Grant Application: ZeroMEV API

Pmcgoohan · November 21, 2022, 12:54pm

Grant Application: ZeroMEV API

Grant Title:

ZeroMEV Data API

Author:

About You:

I have a 20 year career in developing automated trading systems. I have been involved in Ethereum since before the pre-sale, hoping it would address the failings I saw in traditional finance. My motivation is to engage with the community to achieve this end.

I identified that frontrunning would be a problem for Ethereum in 2014 and begun estimating real world harms with my EthInclude project (a prototype of Zeromev) which supplied data for my MEV WTF Devcon talk around this time.

I’ve been published on Coindesk and I’m a frequent poster on ethresear.ch, where I warned that PBS would lead to builder centralization issues a year before MEV-Boost was released. I founded and developed http://zeromev.org on an Ethereum Foundation grant in 2021.

Additional Links:

Miners frontrunning post (2014) (http://bit.ly/3v3YDmP)
Estimate frontrunning estimator (https://github.com/pmcgoohan/EthInclude)
Builder centralization warning (https://ethresear.ch/t/two-slot-proposer-builder-separation/10980/10)
Coindesk article (http://bit.ly/3jWSRkG)

**Instructions to follow**
Rewrite the ZeroMEV grant application starting at "I’ve been published" and ending at "Coindesk article (http://bit.ly/3jWSRkG)", renaming "Coindesk" to "CoinDesk" throughout that stretch. Work from the ZeroMEV grant application alone.

**Dataset entries**
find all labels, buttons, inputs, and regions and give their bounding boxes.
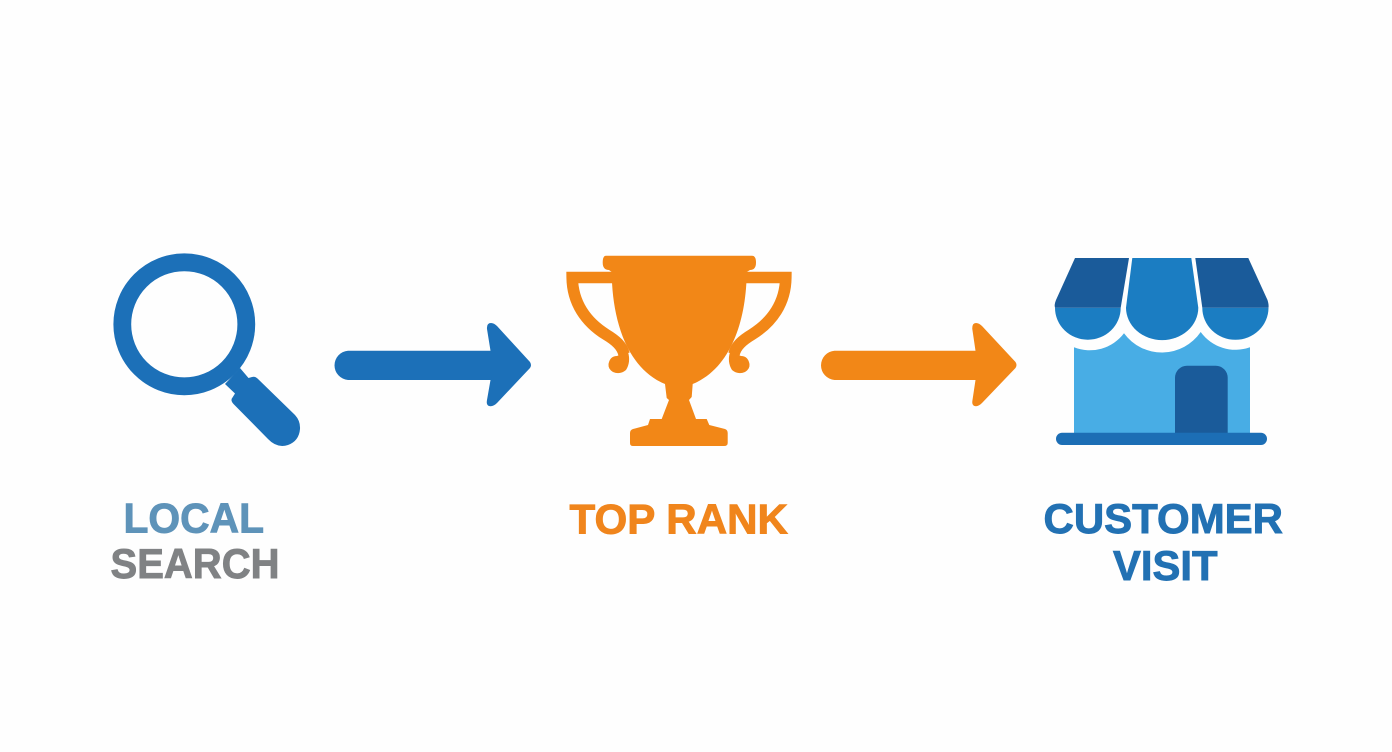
- awning right stripe: [1202, 308, 1268, 340]
- left handle: [572, 278, 629, 373]
- icon: magnifying glass: [122, 262, 300, 446]
- door: [1175, 366, 1228, 433]
- shop wall: [1074, 332, 1250, 433]
- label: customer visit: [1044, 495, 1283, 589]
- label: customer visit: CUSTOMER: [1044, 495, 1283, 542]
- label: top rank: TOP RANK: [570, 495, 788, 542]
- arrow: rank to visit: [821, 323, 1016, 406]
- trophy cup and base: [603, 256, 756, 446]
- icon: storefront: [1055, 258, 1269, 445]
- arrow: search to rank: [335, 323, 531, 406]
- right handle: [729, 278, 786, 373]
- icon: trophy: [572, 256, 786, 446]
- label: local search: LOCAL: [124, 495, 264, 542]
- awning left stripe: [1055, 308, 1121, 340]
- label: customer visit: VISIT: [1113, 542, 1218, 589]
- label: local search: SEARCH: [110, 540, 280, 587]
- label: local search: [110, 495, 280, 587]
- awning middle stripe: [1126, 258, 1198, 340]
- ground bar: [1056, 433, 1267, 445]
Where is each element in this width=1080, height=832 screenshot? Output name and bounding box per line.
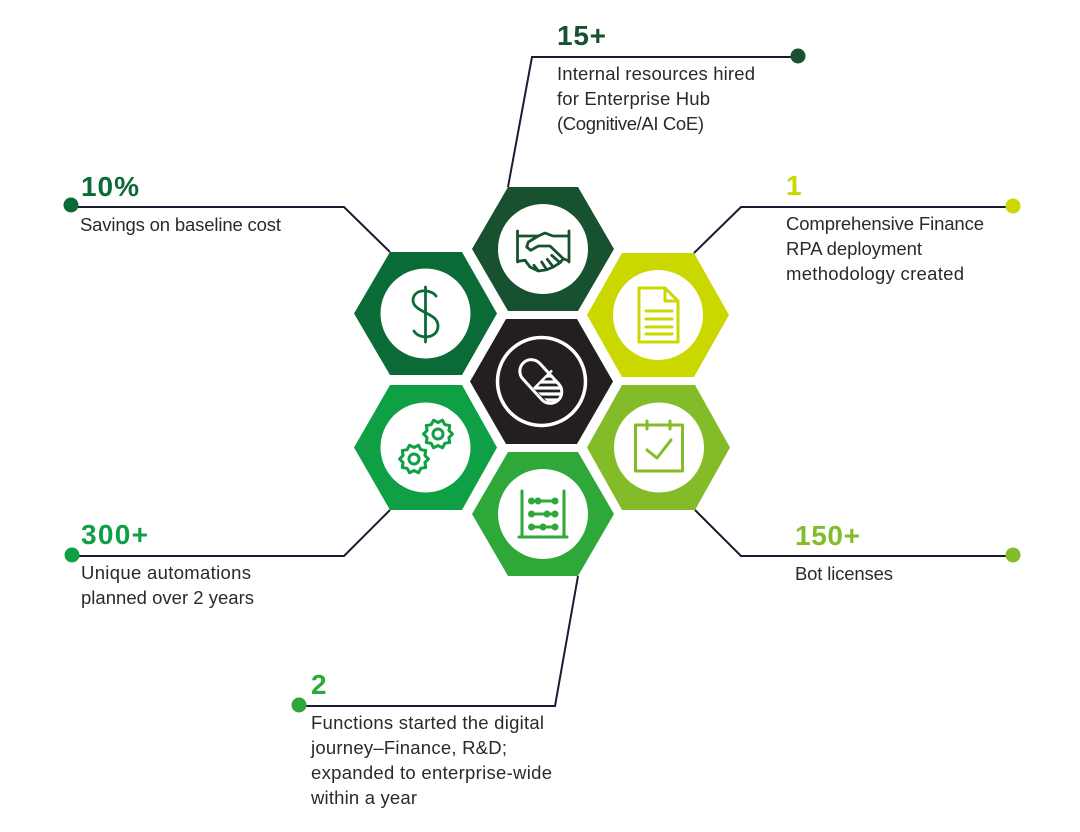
callout: 300+ automations — [64, 510, 390, 608]
callout: 2 functions — [292, 576, 578, 808]
hexagon: handshake — [472, 187, 614, 311]
callout: 2 functions: Functions started the digital — [311, 712, 544, 733]
callout: 1 methodology — [694, 170, 1020, 284]
callout: 2 functions: journey–Finance, R&D; — [310, 737, 507, 758]
callout: 150+ bot licenses: Bot licenses — [795, 563, 893, 584]
hexagon: abacus — [472, 452, 614, 576]
callout: 2 functions: within a year — [310, 787, 417, 808]
callout: 15+ internal resources: for Enterprise Hub — [557, 88, 710, 109]
callout: 1 methodology: Comprehensive Finance — [786, 213, 984, 234]
icon: pill — [518, 358, 564, 405]
callout: 300+ automations: planned over 2 years — [81, 587, 254, 608]
callout: 15+ internal resources: 15+ — [557, 20, 606, 51]
hexagon: center pill — [470, 319, 613, 444]
hexagon: gears — [354, 385, 497, 510]
callout: 10% savings: Savings on baseline cost — [80, 214, 281, 235]
callout: 1 methodology: 1 — [786, 170, 802, 201]
callout: 150+ bot licenses — [695, 510, 1020, 584]
icon: gears — [400, 420, 452, 473]
icon: handshake — [518, 231, 569, 271]
callout: 15+ internal resources — [508, 20, 806, 187]
hexagon: calendar — [587, 385, 730, 510]
callout: 15+ internal resources: (Cognitive/AI CoE) — [557, 113, 704, 134]
callout: 10% savings: 10% — [81, 171, 139, 202]
callout: 300+ automations: 300+ — [81, 519, 148, 550]
callout: 300+ automations: Unique automations — [81, 562, 251, 583]
callout: 15+ internal resources: Internal resources hired — [557, 63, 755, 84]
icon: document — [639, 288, 678, 342]
hexagon: dollar — [354, 252, 497, 375]
icon: abacus — [519, 491, 567, 537]
callout: 1 methodology: methodology created — [786, 263, 964, 284]
hexagon: document — [587, 253, 729, 377]
callout: 2 functions: expanded to enterprise-wide — [311, 762, 552, 783]
callout: 1 methodology: RPA deployment — [786, 238, 922, 259]
callout: 150+ bot licenses: 150+ — [795, 520, 860, 551]
icon: calendar check — [636, 421, 682, 471]
icon: dollar sign — [413, 287, 438, 342]
callout: 2 functions: 2 — [311, 669, 327, 700]
callout: 10% savings — [64, 171, 390, 252]
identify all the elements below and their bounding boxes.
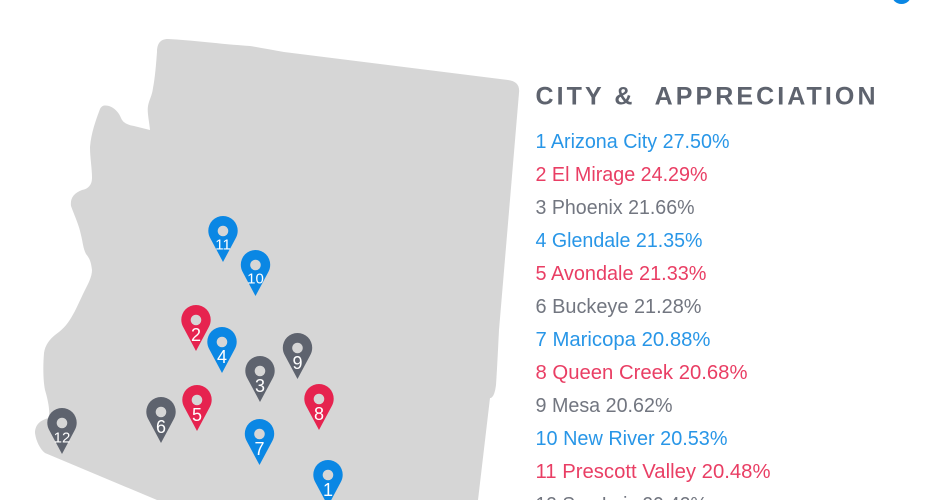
pin 12: 12 bbox=[54, 430, 70, 446]
pin 7: 7 bbox=[254, 439, 265, 459]
pin 10: 10 bbox=[247, 270, 264, 288]
pin 5 bbox=[182, 385, 212, 431]
pin 6: 6 bbox=[156, 417, 166, 437]
pin 10 bbox=[241, 250, 270, 296]
icon: partial blue pin at top edge bbox=[892, 0, 912, 4]
pin 2: 2 bbox=[191, 325, 201, 345]
legend list: cities and appreciation: 9 Mesa 20.62% bbox=[536, 395, 673, 417]
pin 9: 9 bbox=[292, 353, 303, 373]
pin 8 bbox=[304, 384, 334, 430]
pin 3: 3 bbox=[255, 376, 265, 396]
pin 6 bbox=[146, 397, 176, 443]
legend list: cities and appreciation: 11 Prescott Valley 20.48% bbox=[536, 461, 771, 483]
pin 4: 4 bbox=[217, 347, 227, 367]
pin 11: 11 bbox=[215, 236, 231, 254]
pin 1 bbox=[313, 460, 343, 500]
heading: CITY & APPRECIATION bbox=[536, 82, 876, 110]
legend list: cities and appreciation: 6 Buckeye 21.28% bbox=[536, 296, 702, 318]
map: Arizona silhouette bbox=[35, 39, 519, 500]
legend list: cities and appreciation: 3 Phoenix 21.66% bbox=[536, 197, 695, 219]
pin 12 bbox=[47, 408, 77, 454]
pin 5: 5 bbox=[192, 405, 202, 425]
legend list: cities and appreciation: 4 Glendale 21.35% bbox=[536, 230, 703, 252]
pin 11 bbox=[208, 216, 238, 262]
pin 2 bbox=[181, 305, 211, 351]
pin 9 bbox=[283, 333, 312, 379]
legend list: cities and appreciation: 7 Maricopa 20.88% bbox=[536, 329, 711, 351]
pin 8: 8 bbox=[314, 404, 324, 424]
legend list: cities and appreciation bbox=[536, 131, 771, 500]
legend list: cities and appreciation: 1 Arizona City 27.50% bbox=[536, 131, 730, 153]
pin 7 bbox=[245, 419, 274, 465]
legend list: cities and appreciation: 2 El Mirage 24.29% bbox=[536, 164, 708, 186]
pin 4 bbox=[207, 327, 237, 373]
pin 1: 1 bbox=[323, 480, 333, 500]
legend list: cities and appreciation: 10 New River 20.53% bbox=[536, 428, 728, 450]
pin 3 bbox=[245, 356, 275, 402]
legend list: cities and appreciation: 8 Queen Creek 20.68% bbox=[536, 362, 748, 384]
legend list: cities and appreciation: 5 Avondale 21.33% bbox=[536, 263, 707, 285]
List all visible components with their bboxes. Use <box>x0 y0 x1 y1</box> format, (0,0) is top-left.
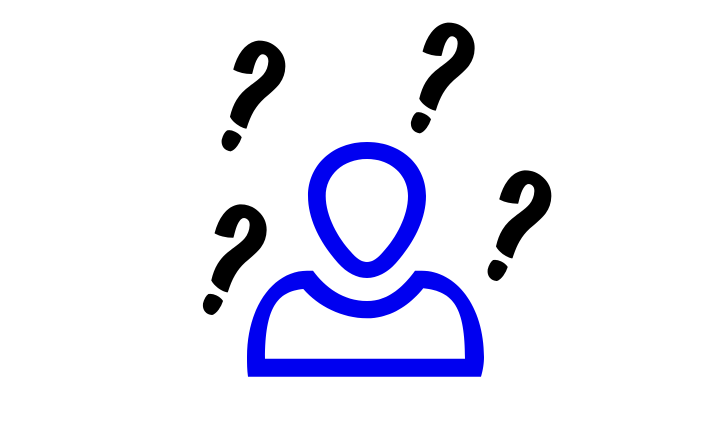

**Result for this exercise**
I’ve been published on CoinDesk and I’m a frequent poster on ethresear.ch, where I warned that PBS would lead to builder centralization issues a year before MEV-Boost was released. I founded and developed http://zeromev.org on an Ethereum Foundation grant in 2021.

Additional Links:

Miners frontrunning post (2014) (http://bit.ly/3v3YDmP)
Estimate frontrunning estimator (https://github.com/pmcgoohan/EthInclude)
Builder centralization warning (https://ethresear.ch/t/two-slot-proposer-builder-separation/10980/10)
CoinDesk article (http://bit.ly/3jWSRkG)